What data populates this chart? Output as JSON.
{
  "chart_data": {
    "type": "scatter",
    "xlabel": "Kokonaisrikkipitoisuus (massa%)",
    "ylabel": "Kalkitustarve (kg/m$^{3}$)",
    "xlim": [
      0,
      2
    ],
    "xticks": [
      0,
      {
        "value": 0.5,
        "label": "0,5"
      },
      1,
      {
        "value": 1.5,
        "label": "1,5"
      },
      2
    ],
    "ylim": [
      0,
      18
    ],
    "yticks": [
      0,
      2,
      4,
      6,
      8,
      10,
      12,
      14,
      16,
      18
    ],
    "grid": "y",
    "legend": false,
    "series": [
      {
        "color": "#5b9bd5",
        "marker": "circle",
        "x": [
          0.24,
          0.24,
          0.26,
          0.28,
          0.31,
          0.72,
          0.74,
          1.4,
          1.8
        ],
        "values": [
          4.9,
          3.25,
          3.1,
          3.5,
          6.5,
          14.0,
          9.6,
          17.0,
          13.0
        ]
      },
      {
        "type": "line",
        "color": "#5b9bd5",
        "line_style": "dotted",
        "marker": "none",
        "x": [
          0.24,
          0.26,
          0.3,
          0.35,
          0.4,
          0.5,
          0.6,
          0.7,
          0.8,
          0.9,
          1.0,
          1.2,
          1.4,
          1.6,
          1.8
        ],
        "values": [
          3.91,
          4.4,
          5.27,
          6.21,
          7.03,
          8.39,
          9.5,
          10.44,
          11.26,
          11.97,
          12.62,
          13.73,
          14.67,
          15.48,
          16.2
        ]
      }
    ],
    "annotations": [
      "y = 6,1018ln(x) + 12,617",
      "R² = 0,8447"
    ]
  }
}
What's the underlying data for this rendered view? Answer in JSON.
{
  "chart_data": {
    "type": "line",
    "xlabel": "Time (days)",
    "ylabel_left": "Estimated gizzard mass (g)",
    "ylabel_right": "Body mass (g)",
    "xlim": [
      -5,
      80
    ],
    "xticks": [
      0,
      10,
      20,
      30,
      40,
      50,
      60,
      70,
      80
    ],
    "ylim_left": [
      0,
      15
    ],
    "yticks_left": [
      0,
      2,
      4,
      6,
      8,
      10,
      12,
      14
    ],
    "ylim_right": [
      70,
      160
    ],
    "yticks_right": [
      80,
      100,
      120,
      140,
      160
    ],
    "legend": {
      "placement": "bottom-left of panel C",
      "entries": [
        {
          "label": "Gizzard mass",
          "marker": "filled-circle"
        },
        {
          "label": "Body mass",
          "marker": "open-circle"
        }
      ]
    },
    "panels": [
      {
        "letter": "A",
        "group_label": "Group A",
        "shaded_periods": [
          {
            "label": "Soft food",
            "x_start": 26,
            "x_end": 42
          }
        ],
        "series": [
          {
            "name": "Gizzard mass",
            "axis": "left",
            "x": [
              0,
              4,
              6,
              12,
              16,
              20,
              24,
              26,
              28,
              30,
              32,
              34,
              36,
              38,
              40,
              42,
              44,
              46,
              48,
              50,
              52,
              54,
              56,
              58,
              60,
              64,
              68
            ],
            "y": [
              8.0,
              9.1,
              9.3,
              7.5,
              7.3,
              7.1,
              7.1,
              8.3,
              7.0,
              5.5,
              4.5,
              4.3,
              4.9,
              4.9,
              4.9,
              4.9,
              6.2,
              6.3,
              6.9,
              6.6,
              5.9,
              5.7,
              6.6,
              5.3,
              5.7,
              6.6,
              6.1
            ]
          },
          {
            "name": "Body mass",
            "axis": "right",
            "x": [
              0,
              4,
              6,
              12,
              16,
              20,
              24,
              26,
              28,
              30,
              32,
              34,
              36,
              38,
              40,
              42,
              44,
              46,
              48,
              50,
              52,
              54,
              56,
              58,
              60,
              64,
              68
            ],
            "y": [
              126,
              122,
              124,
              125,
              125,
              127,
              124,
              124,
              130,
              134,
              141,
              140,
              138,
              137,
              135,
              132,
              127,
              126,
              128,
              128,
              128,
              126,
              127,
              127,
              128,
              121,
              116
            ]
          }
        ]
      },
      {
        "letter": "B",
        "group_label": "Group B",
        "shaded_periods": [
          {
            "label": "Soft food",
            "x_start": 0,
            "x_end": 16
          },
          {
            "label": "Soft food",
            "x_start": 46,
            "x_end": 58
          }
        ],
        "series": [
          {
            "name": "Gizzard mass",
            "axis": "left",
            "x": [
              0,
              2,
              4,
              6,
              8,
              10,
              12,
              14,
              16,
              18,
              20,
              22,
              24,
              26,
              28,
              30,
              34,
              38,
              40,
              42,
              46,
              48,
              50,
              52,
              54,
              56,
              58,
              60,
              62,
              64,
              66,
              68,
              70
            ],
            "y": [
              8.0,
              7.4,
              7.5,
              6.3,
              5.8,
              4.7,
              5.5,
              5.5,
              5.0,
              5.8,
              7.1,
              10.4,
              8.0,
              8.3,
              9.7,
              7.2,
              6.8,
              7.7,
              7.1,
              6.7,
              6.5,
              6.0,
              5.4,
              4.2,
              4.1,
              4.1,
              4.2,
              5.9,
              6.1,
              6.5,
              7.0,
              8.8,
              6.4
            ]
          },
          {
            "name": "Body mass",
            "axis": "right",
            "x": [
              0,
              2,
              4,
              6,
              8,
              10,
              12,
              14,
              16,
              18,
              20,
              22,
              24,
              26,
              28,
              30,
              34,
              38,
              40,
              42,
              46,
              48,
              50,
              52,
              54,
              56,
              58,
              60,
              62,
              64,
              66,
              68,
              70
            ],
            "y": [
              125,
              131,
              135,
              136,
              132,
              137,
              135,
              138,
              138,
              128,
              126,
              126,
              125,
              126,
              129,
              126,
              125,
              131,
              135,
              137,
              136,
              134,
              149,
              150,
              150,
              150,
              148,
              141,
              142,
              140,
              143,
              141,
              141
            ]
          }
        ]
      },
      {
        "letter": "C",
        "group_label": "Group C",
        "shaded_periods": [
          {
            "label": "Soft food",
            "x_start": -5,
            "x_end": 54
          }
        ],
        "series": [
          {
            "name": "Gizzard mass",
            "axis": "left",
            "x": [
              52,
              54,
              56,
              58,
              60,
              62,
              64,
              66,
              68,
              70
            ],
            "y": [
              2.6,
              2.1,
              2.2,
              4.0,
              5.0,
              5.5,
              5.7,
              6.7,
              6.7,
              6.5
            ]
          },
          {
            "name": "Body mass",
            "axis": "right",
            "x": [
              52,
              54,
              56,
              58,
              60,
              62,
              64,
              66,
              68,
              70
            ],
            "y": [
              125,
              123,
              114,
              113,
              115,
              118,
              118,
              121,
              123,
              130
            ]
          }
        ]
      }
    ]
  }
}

+ + +

* [What to work on] Write out the material exactly as given.

* [Output below]
What data populates this chart? Output as JSON.
{
  "chart_data": {
    "type": "scatter",
    "xlabel": "Kokonaisrikkipitoisuus (massa%)",
    "ylabel": "Kalkitustarve (kg/m$^{3}$)",
    "xlim": [
      0,
      2
    ],
    "xticks": [
      0,
      {
        "value": 0.5,
        "label": "0,5"
      },
      1,
      {
        "value": 1.5,
        "label": "1,5"
      },
      2
    ],
    "ylim": [
      0,
      18
    ],
    "yticks": [
      0,
      2,
      4,
      6,
      8,
      10,
      12,
      14,
      16,
      18
    ],
    "grid": "y",
    "legend": false,
    "series": [
      {
        "color": "#5b9bd5",
        "marker": "circle",
        "x": [
          0.24,
          0.24,
          0.26,
          0.28,
          0.31,
          0.72,
          0.74,
          1.4,
          1.8
        ],
        "values": [
          4.9,
          3.25,
          3.1,
          3.5,
          6.5,
          14.0,
          9.6,
          17.0,
          13.0
        ]
      },
      {
        "type": "line",
        "color": "#5b9bd5",
        "line_style": "dotted",
        "marker": "none",
        "x": [
          0.24,
          0.26,
          0.3,
          0.35,
          0.4,
          0.5,
          0.6,
          0.7,
          0.8,
          0.9,
          1.0,
          1.2,
          1.4,
          1.6,
          1.8
        ],
        "values": [
          3.91,
          4.4,
          5.27,
          6.21,
          7.03,
          8.39,
          9.5,
          10.44,
          11.26,
          11.97,
          12.62,
          13.73,
          14.67,
          15.48,
          16.2
        ]
      }
    ],
    "annotations": [
      "y = 6,1018ln(x) + 12,617",
      "R² = 0,8447"
    ]
  }
}
What's the underlying data for this rendered view? Answer in JSON.
{
  "chart_data": {
    "type": "line",
    "xlabel": "Time (days)",
    "ylabel_left": "Estimated gizzard mass (g)",
    "ylabel_right": "Body mass (g)",
    "xlim": [
      -5,
      80
    ],
    "xticks": [
      0,
      10,
      20,
      30,
      40,
      50,
      60,
      70,
      80
    ],
    "ylim_left": [
      0,
      15
    ],
    "yticks_left": [
      0,
      2,
      4,
      6,
      8,
      10,
      12,
      14
    ],
    "ylim_right": [
      70,
      160
    ],
    "yticks_right": [
      80,
      100,
      120,
      140,
      160
    ],
    "legend": {
      "placement": "bottom-left of panel C",
      "entries": [
        {
          "label": "Gizzard mass",
          "marker": "filled-circle"
        },
        {
          "label": "Body mass",
          "marker": "open-circle"
        }
      ]
    },
    "panels": [
      {
        "letter": "A",
        "group_label": "Group A",
        "shaded_periods": [
          {
            "label": "Soft food",
            "x_start": 26,
            "x_end": 42
          }
        ],
        "series": [
          {
            "name": "Gizzard mass",
            "axis": "left",
            "x": [
              0,
              4,
              6,
              12,
              16,
              20,
              24,
              26,
              28,
              30,
              32,
              34,
              36,
              38,
              40,
              42,
              44,
              46,
              48,
              50,
              52,
              54,
              56,
              58,
              60,
              64,
              68
            ],
            "y": [
              8.0,
              9.1,
              9.3,
              7.5,
              7.3,
              7.1,
              7.1,
              8.3,
              7.0,
              5.5,
              4.5,
              4.3,
              4.9,
              4.9,
              4.9,
              4.9,
              6.2,
              6.3,
              6.9,
              6.6,
              5.9,
              5.7,
              6.6,
              5.3,
              5.7,
              6.6,
              6.1
            ]
          },
          {
            "name": "Body mass",
            "axis": "right",
            "x": [
              0,
              4,
              6,
              12,
              16,
              20,
              24,
              26,
              28,
              30,
              32,
              34,
              36,
              38,
              40,
              42,
              44,
              46,
              48,
              50,
              52,
              54,
              56,
              58,
              60,
              64,
              68
            ],
            "y": [
              126,
              122,
              124,
              125,
              125,
              127,
              124,
              124,
              130,
              134,
              141,
              140,
              138,
              137,
              135,
              132,
              127,
              126,
              128,
              128,
              128,
              126,
              127,
              127,
              128,
              121,
              116
            ]
          }
        ]
      },
      {
        "letter": "B",
        "group_label": "Group B",
        "shaded_periods": [
          {
            "label": "Soft food",
            "x_start": 0,
            "x_end": 16
          },
          {
            "label": "Soft food",
            "x_start": 46,
            "x_end": 58
          }
        ],
        "series": [
          {
            "name": "Gizzard mass",
            "axis": "left",
            "x": [
              0,
              2,
              4,
              6,
              8,
              10,
              12,
              14,
              16,
              18,
              20,
              22,
              24,
              26,
              28,
              30,
              34,
              38,
              40,
              42,
              46,
              48,
              50,
              52,
              54,
              56,
              58,
              60,
              62,
              64,
              66,
              68,
              70
            ],
            "y": [
              8.0,
              7.4,
              7.5,
              6.3,
              5.8,
              4.7,
              5.5,
              5.5,
              5.0,
              5.8,
              7.1,
              10.4,
              8.0,
              8.3,
              9.7,
              7.2,
              6.8,
              7.7,
              7.1,
              6.7,
              6.5,
              6.0,
              5.4,
              4.2,
              4.1,
              4.1,
              4.2,
              5.9,
              6.1,
              6.5,
              7.0,
              8.8,
              6.4
            ]
          },
          {
            "name": "Body mass",
            "axis": "right",
            "x": [
              0,
              2,
              4,
              6,
              8,
              10,
              12,
              14,
              16,
              18,
              20,
              22,
              24,
              26,
              28,
              30,
              34,
              38,
              40,
              42,
              46,
              48,
              50,
              52,
              54,
              56,
              58,
              60,
              62,
              64,
              66,
              68,
              70
            ],
            "y": [
              125,
              131,
              135,
              136,
              132,
              137,
              135,
              138,
              138,
              128,
              126,
              126,
              125,
              126,
              129,
              126,
              125,
              131,
              135,
              137,
              136,
              134,
              149,
              150,
              150,
              150,
              148,
              141,
              142,
              140,
              143,
              141,
              141
            ]
          }
        ]
      },
      {
        "letter": "C",
        "group_label": "Group C",
        "shaded_periods": [
          {
            "label": "Soft food",
            "x_start": -5,
            "x_end": 54
          }
        ],
        "series": [
          {
            "name": "Gizzard mass",
            "axis": "left",
            "x": [
              52,
              54,
              56,
              58,
              60,
              62,
              64,
              66,
              68,
              70
            ],
            "y": [
              2.6,
              2.1,
              2.2,
              4.0,
              5.0,
              5.5,
              5.7,
              6.7,
              6.7,
              6.5
            ]
          },
          {
            "name": "Body mass",
            "axis": "right",
            "x": [
              52,
              54,
              56,
              58,
              60,
              62,
              64,
              66,
              68,
              70
            ],
            "y": [
              125,
              123,
              114,
              113,
              115,
              118,
              118,
              121,
              123,
              130
            ]
          }
        ]
      }
    ]
  }
}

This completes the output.